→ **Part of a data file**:
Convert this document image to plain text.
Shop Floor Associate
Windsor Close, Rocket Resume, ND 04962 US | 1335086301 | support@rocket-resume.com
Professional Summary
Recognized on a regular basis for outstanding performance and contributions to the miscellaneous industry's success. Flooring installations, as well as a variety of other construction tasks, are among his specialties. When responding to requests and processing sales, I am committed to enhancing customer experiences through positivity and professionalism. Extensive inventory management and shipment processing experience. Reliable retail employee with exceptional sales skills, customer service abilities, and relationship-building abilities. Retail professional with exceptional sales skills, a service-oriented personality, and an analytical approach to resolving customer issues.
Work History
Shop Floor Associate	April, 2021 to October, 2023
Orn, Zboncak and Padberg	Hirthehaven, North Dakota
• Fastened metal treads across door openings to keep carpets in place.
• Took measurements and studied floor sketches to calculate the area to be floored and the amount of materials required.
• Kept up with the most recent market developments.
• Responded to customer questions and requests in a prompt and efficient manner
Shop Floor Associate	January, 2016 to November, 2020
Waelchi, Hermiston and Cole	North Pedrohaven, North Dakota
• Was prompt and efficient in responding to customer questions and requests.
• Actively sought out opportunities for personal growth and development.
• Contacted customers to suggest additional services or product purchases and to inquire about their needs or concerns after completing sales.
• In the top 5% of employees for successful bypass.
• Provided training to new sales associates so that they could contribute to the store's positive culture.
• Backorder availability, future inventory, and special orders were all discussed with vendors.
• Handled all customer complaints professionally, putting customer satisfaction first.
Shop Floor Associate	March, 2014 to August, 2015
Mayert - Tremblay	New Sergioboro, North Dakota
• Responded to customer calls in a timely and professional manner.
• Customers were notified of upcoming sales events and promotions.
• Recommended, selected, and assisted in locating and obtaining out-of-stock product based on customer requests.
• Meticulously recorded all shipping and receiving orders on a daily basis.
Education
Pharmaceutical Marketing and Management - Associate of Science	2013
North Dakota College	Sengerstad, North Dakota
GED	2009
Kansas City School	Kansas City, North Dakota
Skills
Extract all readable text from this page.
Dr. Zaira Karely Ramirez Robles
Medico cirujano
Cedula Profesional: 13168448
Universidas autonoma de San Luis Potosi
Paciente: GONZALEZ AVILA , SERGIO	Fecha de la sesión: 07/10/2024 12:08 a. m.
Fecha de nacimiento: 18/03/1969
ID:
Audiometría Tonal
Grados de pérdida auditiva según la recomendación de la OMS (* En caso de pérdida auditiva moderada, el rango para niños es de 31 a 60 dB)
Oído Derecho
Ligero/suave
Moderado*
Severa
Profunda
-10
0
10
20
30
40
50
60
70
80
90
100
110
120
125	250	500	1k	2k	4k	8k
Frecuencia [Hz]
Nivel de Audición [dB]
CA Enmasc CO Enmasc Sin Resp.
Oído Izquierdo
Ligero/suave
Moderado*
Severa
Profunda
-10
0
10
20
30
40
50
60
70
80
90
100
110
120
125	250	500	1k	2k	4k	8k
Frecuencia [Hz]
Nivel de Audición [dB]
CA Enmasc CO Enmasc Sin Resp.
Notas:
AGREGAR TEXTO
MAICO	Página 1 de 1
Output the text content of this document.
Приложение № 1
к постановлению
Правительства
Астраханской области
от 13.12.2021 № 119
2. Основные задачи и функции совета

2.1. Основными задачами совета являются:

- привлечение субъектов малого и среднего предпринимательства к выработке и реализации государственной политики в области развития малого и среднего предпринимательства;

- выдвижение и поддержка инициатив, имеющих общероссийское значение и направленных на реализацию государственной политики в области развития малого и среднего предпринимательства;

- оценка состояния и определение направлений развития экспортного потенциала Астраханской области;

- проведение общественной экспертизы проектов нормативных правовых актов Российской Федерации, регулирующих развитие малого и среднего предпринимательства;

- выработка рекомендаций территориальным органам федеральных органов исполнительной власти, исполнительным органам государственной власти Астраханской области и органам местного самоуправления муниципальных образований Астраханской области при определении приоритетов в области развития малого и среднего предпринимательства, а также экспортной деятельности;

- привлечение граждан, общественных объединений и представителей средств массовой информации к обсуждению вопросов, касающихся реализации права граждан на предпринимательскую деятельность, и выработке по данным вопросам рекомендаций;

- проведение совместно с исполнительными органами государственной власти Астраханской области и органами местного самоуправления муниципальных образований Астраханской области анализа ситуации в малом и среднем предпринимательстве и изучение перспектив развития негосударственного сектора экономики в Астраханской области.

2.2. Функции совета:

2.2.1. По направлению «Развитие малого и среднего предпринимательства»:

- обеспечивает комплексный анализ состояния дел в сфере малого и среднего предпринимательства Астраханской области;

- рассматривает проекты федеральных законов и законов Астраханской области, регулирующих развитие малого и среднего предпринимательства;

→ **The task**:
Report only how many lines in the records contain the word "manner".

→ **Written answer**:
2